* [TASK REQUIREMENTS]
Copy each line below that includes "title".

* [DATA]
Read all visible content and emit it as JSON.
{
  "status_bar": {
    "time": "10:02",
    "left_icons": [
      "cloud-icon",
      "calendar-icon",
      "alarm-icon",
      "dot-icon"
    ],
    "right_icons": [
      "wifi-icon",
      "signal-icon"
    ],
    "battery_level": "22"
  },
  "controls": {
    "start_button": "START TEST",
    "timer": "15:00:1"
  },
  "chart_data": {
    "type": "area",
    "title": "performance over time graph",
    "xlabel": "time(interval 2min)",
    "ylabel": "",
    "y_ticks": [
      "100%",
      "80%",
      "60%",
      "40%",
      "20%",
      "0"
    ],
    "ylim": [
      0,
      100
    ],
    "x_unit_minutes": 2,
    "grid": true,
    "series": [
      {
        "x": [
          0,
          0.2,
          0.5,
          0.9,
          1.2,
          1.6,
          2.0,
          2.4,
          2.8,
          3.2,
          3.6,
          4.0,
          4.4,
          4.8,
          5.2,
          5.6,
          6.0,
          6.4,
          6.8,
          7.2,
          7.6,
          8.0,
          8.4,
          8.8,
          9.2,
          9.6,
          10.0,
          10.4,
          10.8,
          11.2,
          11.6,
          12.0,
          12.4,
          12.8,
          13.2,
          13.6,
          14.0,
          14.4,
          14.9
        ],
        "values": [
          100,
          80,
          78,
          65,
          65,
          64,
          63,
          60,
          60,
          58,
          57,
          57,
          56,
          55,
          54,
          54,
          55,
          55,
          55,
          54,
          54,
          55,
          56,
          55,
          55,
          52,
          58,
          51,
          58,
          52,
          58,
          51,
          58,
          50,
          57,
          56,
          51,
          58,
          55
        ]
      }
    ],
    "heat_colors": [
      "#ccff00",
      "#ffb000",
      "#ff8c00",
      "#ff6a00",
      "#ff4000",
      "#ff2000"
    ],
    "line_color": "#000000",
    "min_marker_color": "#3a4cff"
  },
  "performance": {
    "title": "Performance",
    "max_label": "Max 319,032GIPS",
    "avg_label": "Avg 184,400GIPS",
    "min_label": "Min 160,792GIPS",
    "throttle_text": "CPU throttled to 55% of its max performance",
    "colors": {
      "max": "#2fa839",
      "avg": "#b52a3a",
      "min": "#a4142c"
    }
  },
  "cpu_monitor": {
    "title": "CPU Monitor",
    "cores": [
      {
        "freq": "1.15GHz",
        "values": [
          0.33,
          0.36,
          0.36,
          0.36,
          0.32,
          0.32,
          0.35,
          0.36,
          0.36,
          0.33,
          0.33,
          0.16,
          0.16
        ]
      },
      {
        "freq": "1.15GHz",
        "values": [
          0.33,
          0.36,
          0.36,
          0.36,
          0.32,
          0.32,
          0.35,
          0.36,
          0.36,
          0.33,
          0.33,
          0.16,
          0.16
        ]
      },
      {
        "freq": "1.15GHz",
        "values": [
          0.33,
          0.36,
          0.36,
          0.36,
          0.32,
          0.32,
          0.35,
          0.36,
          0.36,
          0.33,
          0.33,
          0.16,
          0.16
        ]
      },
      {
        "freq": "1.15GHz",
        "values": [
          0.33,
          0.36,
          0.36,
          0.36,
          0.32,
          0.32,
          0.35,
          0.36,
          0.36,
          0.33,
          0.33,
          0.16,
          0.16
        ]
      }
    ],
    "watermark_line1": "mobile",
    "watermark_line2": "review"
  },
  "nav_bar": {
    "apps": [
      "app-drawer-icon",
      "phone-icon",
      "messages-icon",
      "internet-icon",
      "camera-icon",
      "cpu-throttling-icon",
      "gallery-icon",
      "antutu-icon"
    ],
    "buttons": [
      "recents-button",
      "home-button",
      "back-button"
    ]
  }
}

* [ANSWER TO THE TASK]
    "title": "performance over time graph",
    "title": "Performance",
    "title": "CPU Monitor",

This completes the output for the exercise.